→ **Exercise task**: From the entries below, gather each line containing the word "data".

-=-=-=-=-

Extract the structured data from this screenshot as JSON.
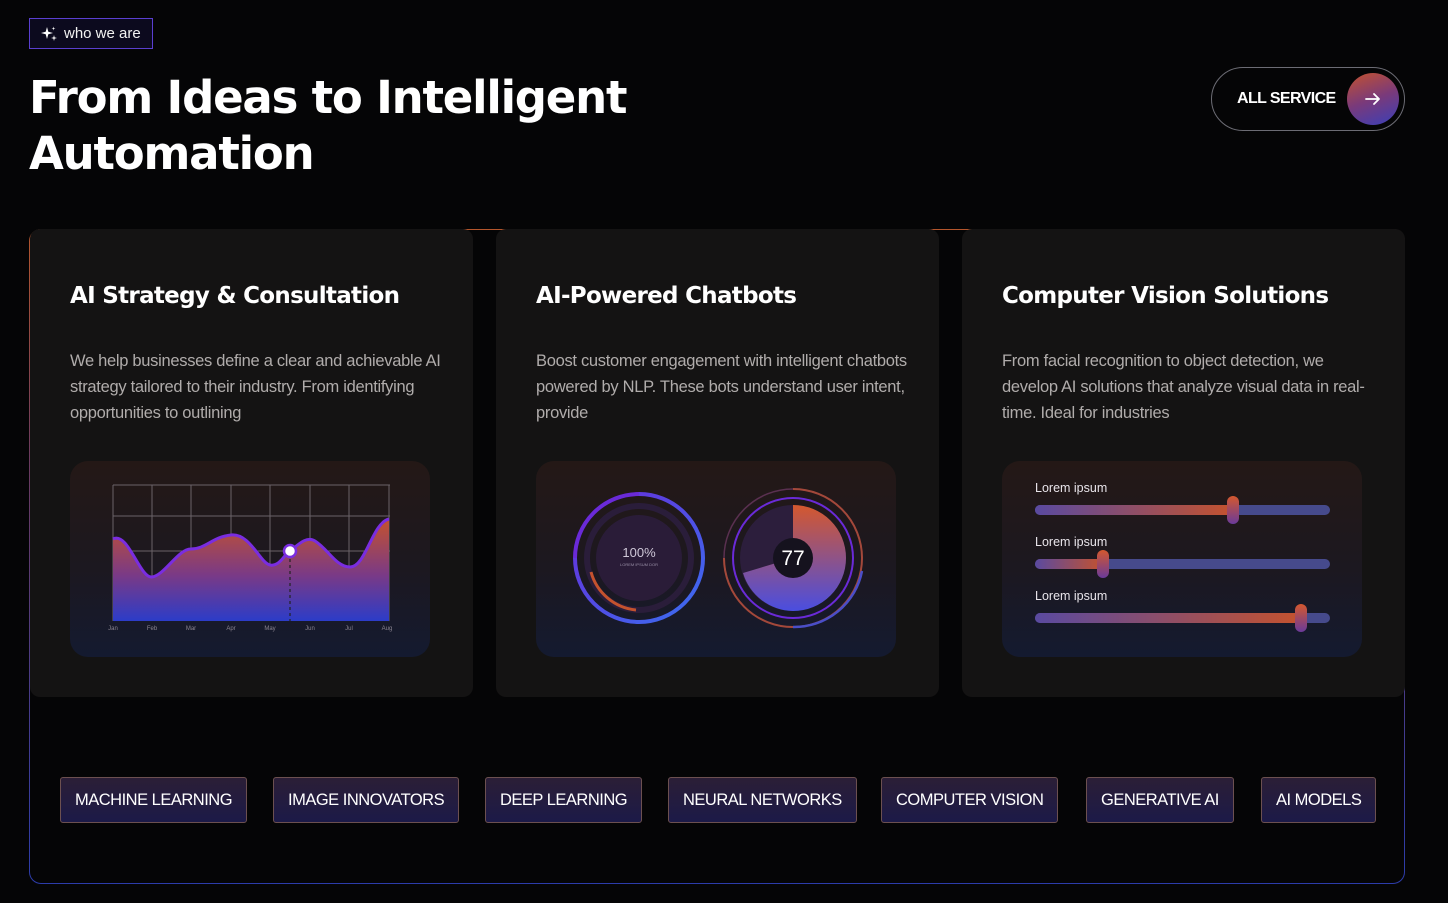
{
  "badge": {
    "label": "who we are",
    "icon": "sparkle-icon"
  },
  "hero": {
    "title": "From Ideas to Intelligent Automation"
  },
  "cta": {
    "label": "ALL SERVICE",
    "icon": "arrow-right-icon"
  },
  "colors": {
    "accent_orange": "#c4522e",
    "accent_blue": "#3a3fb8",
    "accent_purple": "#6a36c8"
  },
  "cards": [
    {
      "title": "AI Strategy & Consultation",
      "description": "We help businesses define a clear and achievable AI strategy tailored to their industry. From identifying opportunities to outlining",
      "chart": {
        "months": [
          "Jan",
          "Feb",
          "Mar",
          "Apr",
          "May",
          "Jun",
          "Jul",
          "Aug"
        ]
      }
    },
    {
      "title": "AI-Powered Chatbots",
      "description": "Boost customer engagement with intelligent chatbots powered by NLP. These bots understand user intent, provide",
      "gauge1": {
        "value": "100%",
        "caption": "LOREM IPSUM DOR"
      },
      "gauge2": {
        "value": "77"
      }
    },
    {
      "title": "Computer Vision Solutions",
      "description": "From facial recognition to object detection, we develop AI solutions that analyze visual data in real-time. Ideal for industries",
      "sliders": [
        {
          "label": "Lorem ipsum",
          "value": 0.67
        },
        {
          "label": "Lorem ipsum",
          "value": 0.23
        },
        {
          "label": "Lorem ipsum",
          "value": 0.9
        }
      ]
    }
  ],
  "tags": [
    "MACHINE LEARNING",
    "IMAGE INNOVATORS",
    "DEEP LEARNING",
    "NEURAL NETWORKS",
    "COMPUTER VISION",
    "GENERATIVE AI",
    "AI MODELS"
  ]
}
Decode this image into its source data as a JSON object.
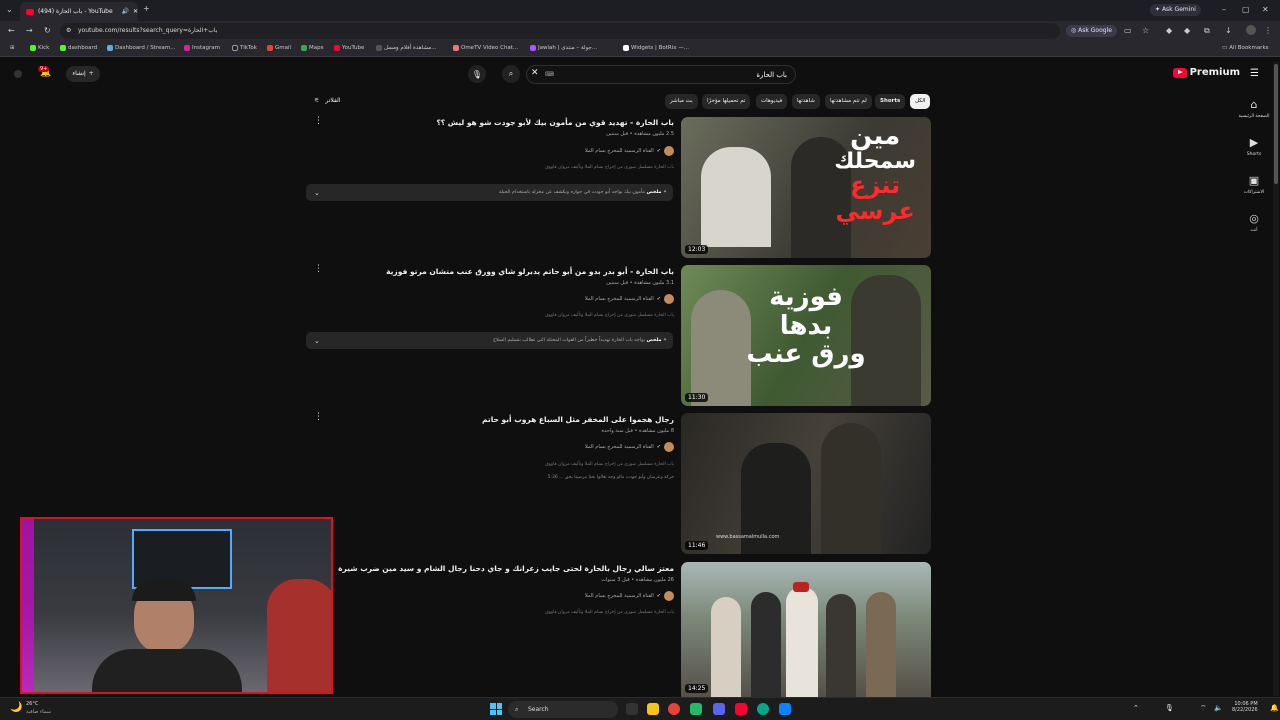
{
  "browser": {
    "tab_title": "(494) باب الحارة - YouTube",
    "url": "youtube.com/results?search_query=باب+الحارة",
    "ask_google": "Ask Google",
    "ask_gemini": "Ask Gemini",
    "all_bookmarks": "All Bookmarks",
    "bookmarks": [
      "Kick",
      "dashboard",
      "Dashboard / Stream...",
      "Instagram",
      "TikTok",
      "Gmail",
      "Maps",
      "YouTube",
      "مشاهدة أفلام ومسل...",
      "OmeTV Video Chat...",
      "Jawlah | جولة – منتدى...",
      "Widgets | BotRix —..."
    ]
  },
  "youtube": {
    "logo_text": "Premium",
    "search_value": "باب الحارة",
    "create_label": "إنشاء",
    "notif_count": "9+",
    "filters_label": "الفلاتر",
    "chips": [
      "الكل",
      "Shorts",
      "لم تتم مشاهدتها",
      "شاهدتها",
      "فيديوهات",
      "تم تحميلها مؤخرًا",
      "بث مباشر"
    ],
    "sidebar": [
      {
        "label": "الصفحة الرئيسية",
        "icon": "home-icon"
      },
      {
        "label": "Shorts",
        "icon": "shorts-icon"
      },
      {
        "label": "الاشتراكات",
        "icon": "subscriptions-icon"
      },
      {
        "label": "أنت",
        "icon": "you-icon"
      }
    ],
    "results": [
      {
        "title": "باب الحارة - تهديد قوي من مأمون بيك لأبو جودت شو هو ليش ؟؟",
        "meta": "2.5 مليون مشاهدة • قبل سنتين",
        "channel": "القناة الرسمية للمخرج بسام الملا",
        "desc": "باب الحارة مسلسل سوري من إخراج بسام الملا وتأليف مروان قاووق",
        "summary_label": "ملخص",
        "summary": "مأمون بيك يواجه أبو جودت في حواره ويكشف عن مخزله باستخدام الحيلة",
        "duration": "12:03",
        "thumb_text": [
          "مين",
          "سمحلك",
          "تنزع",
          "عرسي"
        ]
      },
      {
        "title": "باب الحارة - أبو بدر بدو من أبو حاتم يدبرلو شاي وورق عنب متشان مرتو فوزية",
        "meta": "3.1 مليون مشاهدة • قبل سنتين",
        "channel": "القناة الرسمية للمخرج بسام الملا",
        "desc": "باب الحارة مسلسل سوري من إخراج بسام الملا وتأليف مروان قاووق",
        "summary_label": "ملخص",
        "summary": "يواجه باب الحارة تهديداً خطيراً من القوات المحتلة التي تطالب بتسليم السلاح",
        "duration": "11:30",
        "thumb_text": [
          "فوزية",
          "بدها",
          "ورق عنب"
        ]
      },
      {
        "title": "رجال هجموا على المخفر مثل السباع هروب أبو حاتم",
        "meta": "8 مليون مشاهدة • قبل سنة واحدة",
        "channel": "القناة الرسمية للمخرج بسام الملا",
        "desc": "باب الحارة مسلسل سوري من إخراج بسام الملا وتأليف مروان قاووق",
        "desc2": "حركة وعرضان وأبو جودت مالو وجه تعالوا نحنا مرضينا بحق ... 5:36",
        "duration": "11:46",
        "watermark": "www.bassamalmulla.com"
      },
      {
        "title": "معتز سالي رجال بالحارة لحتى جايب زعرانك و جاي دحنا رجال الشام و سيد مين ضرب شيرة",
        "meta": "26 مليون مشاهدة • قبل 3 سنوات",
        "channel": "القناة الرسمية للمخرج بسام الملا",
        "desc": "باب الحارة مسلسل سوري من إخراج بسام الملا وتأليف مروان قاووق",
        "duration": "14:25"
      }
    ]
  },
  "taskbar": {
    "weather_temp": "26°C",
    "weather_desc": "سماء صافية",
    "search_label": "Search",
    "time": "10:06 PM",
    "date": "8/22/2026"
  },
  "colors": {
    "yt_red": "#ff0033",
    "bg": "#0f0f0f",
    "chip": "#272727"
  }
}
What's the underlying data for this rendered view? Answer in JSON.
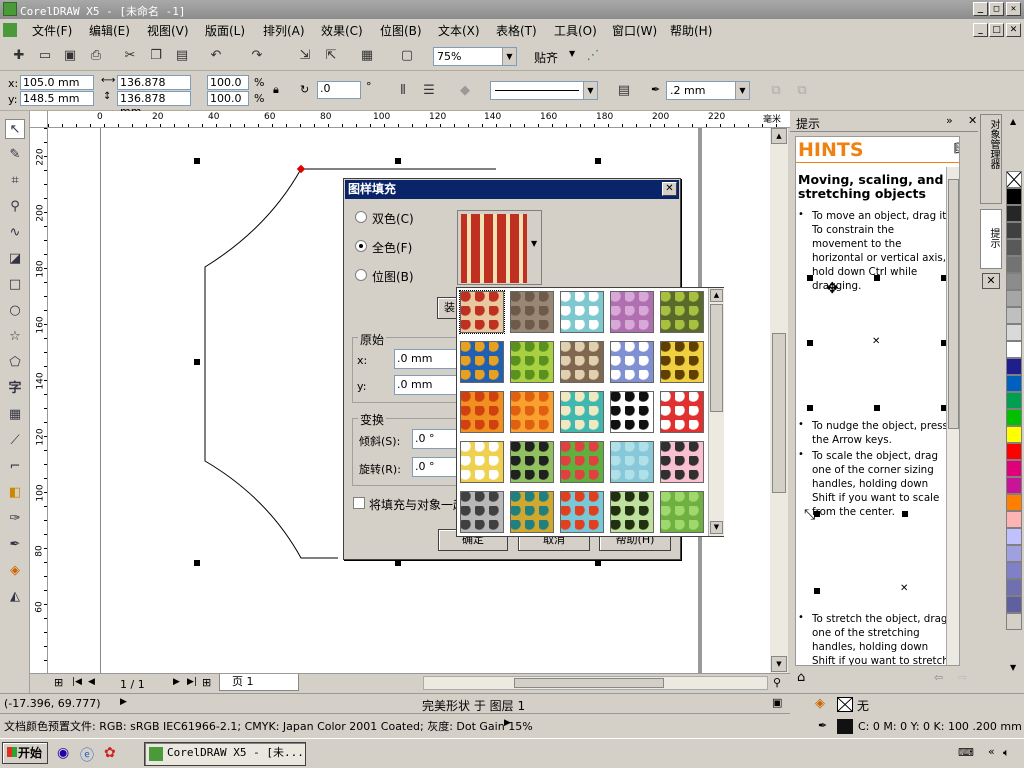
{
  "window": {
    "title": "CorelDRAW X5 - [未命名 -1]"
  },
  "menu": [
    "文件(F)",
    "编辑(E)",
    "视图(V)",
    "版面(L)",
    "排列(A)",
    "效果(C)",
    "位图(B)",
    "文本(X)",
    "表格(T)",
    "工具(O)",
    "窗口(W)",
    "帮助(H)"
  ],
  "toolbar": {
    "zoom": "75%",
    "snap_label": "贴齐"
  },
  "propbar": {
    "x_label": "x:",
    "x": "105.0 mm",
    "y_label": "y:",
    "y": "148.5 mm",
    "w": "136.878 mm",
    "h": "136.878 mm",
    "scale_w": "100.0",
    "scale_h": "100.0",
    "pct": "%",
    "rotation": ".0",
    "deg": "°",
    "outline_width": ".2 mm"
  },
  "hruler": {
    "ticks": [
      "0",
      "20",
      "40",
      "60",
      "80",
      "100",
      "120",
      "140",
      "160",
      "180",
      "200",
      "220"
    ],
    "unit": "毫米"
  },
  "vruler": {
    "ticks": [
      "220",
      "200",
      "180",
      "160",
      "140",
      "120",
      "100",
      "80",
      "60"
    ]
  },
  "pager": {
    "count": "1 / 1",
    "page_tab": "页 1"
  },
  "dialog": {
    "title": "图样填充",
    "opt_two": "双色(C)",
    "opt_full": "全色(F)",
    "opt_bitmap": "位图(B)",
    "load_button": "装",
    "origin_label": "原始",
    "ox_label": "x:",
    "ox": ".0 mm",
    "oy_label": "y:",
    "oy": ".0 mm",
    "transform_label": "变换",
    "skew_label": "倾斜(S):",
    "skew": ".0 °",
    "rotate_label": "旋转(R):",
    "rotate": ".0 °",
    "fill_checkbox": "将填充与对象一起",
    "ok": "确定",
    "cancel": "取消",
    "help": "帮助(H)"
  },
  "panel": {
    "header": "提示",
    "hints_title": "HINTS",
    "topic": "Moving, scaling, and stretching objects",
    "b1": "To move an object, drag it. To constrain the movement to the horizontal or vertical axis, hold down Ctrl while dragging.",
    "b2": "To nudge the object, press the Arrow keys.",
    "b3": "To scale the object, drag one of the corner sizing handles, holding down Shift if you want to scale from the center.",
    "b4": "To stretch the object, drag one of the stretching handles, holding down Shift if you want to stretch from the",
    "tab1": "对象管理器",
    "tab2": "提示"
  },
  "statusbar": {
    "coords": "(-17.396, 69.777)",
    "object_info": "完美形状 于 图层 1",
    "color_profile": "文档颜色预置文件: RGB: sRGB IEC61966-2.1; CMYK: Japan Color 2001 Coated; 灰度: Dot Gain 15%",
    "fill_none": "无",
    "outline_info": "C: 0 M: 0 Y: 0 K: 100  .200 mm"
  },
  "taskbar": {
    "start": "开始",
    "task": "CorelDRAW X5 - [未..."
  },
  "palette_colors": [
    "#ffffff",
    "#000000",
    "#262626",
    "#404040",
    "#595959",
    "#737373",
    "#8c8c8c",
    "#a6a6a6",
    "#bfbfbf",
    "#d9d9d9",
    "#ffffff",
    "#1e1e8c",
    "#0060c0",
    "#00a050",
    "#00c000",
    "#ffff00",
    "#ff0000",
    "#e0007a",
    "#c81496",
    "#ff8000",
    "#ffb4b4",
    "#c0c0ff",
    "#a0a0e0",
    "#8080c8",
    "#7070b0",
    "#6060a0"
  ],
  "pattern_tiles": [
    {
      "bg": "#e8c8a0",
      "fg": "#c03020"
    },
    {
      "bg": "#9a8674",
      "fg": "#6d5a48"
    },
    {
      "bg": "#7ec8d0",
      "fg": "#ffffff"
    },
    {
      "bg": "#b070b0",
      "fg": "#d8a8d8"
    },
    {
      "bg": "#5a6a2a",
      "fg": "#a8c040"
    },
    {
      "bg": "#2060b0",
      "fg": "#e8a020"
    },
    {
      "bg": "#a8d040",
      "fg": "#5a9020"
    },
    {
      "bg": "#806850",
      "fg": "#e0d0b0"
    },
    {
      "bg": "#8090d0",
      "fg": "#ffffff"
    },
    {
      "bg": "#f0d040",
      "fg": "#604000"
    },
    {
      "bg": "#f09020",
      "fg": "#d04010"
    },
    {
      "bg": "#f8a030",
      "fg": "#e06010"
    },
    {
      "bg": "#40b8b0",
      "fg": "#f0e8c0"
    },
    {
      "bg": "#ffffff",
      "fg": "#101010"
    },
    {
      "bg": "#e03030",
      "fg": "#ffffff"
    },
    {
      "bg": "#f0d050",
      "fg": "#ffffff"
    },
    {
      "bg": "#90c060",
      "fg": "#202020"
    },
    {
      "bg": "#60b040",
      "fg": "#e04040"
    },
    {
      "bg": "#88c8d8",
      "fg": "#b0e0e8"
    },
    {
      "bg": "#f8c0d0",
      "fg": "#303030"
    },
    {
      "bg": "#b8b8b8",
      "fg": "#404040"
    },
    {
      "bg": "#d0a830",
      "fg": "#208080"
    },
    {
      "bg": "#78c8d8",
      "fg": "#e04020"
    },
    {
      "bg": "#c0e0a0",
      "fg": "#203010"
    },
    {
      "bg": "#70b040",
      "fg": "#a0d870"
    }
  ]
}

-=-=-=-=-

→ **Expected answer**:
Extract the structured data from this screenshot as JSON.
      "description": "From facial recognition to object detection, we develop AI solutions that analyze visual data in real-time. Ideal for industries",
Decode this image into its source data as a JSON object.
What's the underlying data for this rendered view? Answer in JSON.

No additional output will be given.